EXERCISE INSTRUCTIONS.
Please transcribe the records precisely; pictures stay out of your copy.

RECORD LIST.
◆ ◆ ◆
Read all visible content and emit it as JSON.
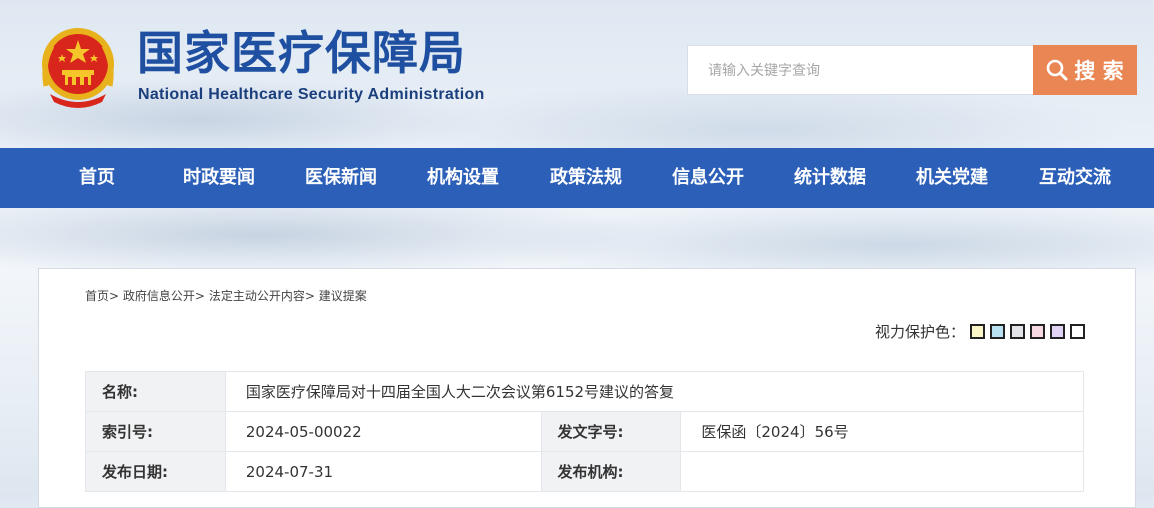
{
  "header": {
    "title_cn": "国家医疗保障局",
    "title_en": "National Healthcare Security Administration",
    "emblem_icon": "national-emblem-icon"
  },
  "search": {
    "placeholder": "请输入关键字查询",
    "button_label": "搜 索",
    "button_color": "#e98653"
  },
  "nav": {
    "color": "#2b5fb8",
    "items": [
      {
        "label": "首页"
      },
      {
        "label": "时政要闻"
      },
      {
        "label": "医保新闻"
      },
      {
        "label": "机构设置"
      },
      {
        "label": "政策法规"
      },
      {
        "label": "信息公开"
      },
      {
        "label": "统计数据"
      },
      {
        "label": "机关党建"
      },
      {
        "label": "互动交流"
      }
    ]
  },
  "breadcrumb": {
    "items": [
      "首页",
      "政府信息公开",
      "法定主动公开内容",
      "建议提案"
    ],
    "separator": ">"
  },
  "vision_protect": {
    "label": "视力保护色：",
    "colors": [
      "#faf6c8",
      "#b8e2f2",
      "#e2e4e8",
      "#f7d9e3",
      "#e1d3f3",
      "#ffffff"
    ]
  },
  "info": {
    "name_label": "名称:",
    "name_value": "国家医疗保障局对十四届全国人大二次会议第6152号建议的答复",
    "index_label": "索引号:",
    "index_value": "2024-05-00022",
    "docnum_label": "发文字号:",
    "docnum_value": "医保函〔2024〕56号",
    "date_label": "发布日期:",
    "date_value": "2024-07-31",
    "org_label": "发布机构:",
    "org_value": ""
  }
}
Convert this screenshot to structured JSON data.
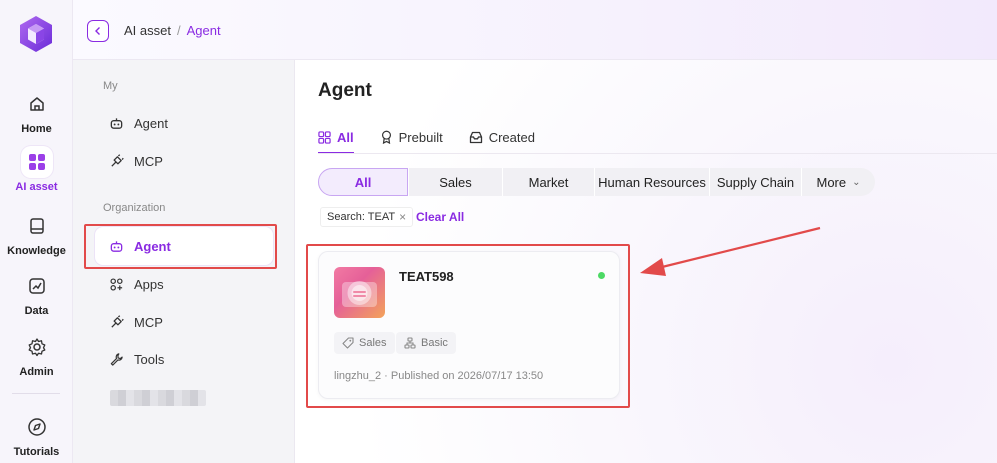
{
  "rail": {
    "items": [
      {
        "label": "Home",
        "icon": "home-icon"
      },
      {
        "label": "AI asset",
        "icon": "grid-icon"
      },
      {
        "label": "Knowledge",
        "icon": "book-icon"
      },
      {
        "label": "Data",
        "icon": "chart-icon"
      },
      {
        "label": "Admin",
        "icon": "gear-icon"
      },
      {
        "label": "Tutorials",
        "icon": "compass-icon"
      }
    ],
    "active": "AI asset"
  },
  "header": {
    "breadcrumb": [
      "AI asset",
      "Agent"
    ],
    "separator": "/"
  },
  "sidebar": {
    "groups": [
      {
        "title": "My",
        "items": [
          {
            "label": "Agent",
            "icon": "robot-icon"
          },
          {
            "label": "MCP",
            "icon": "plug-icon"
          }
        ]
      },
      {
        "title": "Organization",
        "items": [
          {
            "label": "Agent",
            "icon": "robot-icon"
          },
          {
            "label": "Apps",
            "icon": "apps-icon"
          },
          {
            "label": "MCP",
            "icon": "plug-icon"
          },
          {
            "label": "Tools",
            "icon": "wrench-icon"
          }
        ]
      }
    ],
    "active": "Organization/Agent"
  },
  "main": {
    "title": "Agent",
    "tabs": [
      {
        "label": "All",
        "icon": "grid-small-icon"
      },
      {
        "label": "Prebuilt",
        "icon": "award-icon"
      },
      {
        "label": "Created",
        "icon": "inbox-icon"
      }
    ],
    "active_tab": "All",
    "categories": [
      "All",
      "Sales",
      "Market",
      "Human Resources",
      "Supply Chain",
      "More"
    ],
    "active_category": "All",
    "filter": {
      "chip": "Search: TEAT",
      "clear": "Clear All"
    },
    "card": {
      "title": "TEAT598",
      "status_color": "#4cd964",
      "tags": [
        {
          "label": "Sales",
          "icon": "tag-icon"
        },
        {
          "label": "Basic",
          "icon": "hierarchy-icon"
        }
      ],
      "meta": "lingzhu_2 · Published on 2026/07/17 13:50"
    }
  },
  "colors": {
    "accent": "#8a2be2",
    "highlight": "#e24a4a"
  }
}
◆ ◆ ◆
TASK SOLUTION.
Read all visible content and emit it as JSON.
{
  "header": {
    "title_cn": "国家医疗保障局",
    "title_en": "National Healthcare Security Administration",
    "emblem_icon": "national-emblem-icon"
  },
  "search": {
    "placeholder": "请输入关键字查询",
    "button_label": "搜 索",
    "button_color": "#e98653"
  },
  "nav": {
    "color": "#2b5fb8",
    "items": [
      {
        "label": "首页"
      },
      {
        "label": "时政要闻"
      },
      {
        "label": "医保新闻"
      },
      {
        "label": "机构设置"
      },
      {
        "label": "政策法规"
      },
      {
        "label": "信息公开"
      },
      {
        "label": "统计数据"
      },
      {
        "label": "机关党建"
      },
      {
        "label": "互动交流"
      }
    ]
  },
  "breadcrumb": {
    "items": [
      "首页",
      "政府信息公开",
      "法定主动公开内容",
      "建议提案"
    ],
    "separator": ">"
  },
  "vision_protect": {
    "label": "视力保护色：",
    "colors": [
      "#faf6c8",
      "#b8e2f2",
      "#e2e4e8",
      "#f7d9e3",
      "#e1d3f3",
      "#ffffff"
    ]
  },
  "info": {
    "name_label": "名称:",
    "name_value": "国家医疗保障局对十四届全国人大二次会议第6152号建议的答复",
    "index_label": "索引号:",
    "index_value": "2024-05-00022",
    "docnum_label": "发文字号:",
    "docnum_value": "医保函〔2024〕56号",
    "date_label": "发布日期:",
    "date_value": "2024-07-31",
    "org_label": "发布机构:",
    "org_value": ""
  }
}
Convert this screenshot to structured JSON data.
{
  "rail": {
    "items": [
      {
        "label": "Home",
        "icon": "home-icon"
      },
      {
        "label": "AI asset",
        "icon": "grid-icon"
      },
      {
        "label": "Knowledge",
        "icon": "book-icon"
      },
      {
        "label": "Data",
        "icon": "chart-icon"
      },
      {
        "label": "Admin",
        "icon": "gear-icon"
      },
      {
        "label": "Tutorials",
        "icon": "compass-icon"
      }
    ],
    "active": "AI asset"
  },
  "header": {
    "breadcrumb": [
      "AI asset",
      "Agent"
    ],
    "separator": "/"
  },
  "sidebar": {
    "groups": [
      {
        "title": "My",
        "items": [
          {
            "label": "Agent",
            "icon": "robot-icon"
          },
          {
            "label": "MCP",
            "icon": "plug-icon"
          }
        ]
      },
      {
        "title": "Organization",
        "items": [
          {
            "label": "Agent",
            "icon": "robot-icon"
          },
          {
            "label": "Apps",
            "icon": "apps-icon"
          },
          {
            "label": "MCP",
            "icon": "plug-icon"
          },
          {
            "label": "Tools",
            "icon": "wrench-icon"
          }
        ]
      }
    ],
    "active": "Organization/Agent"
  },
  "main": {
    "title": "Agent",
    "tabs": [
      {
        "label": "All",
        "icon": "grid-small-icon"
      },
      {
        "label": "Prebuilt",
        "icon": "award-icon"
      },
      {
        "label": "Created",
        "icon": "inbox-icon"
      }
    ],
    "active_tab": "All",
    "categories": [
      "All",
      "Sales",
      "Market",
      "Human Resources",
      "Supply Chain",
      "More"
    ],
    "active_category": "All",
    "filter": {
      "chip": "Search: TEAT",
      "clear": "Clear All"
    },
    "card": {
      "title": "TEAT598",
      "status_color": "#4cd964",
      "tags": [
        {
          "label": "Sales",
          "icon": "tag-icon"
        },
        {
          "label": "Basic",
          "icon": "hierarchy-icon"
        }
      ],
      "meta": "lingzhu_2 · Published on 2026/07/17 13:50"
    }
  },
  "colors": {
    "accent": "#8a2be2",
    "highlight": "#e24a4a"
  }
}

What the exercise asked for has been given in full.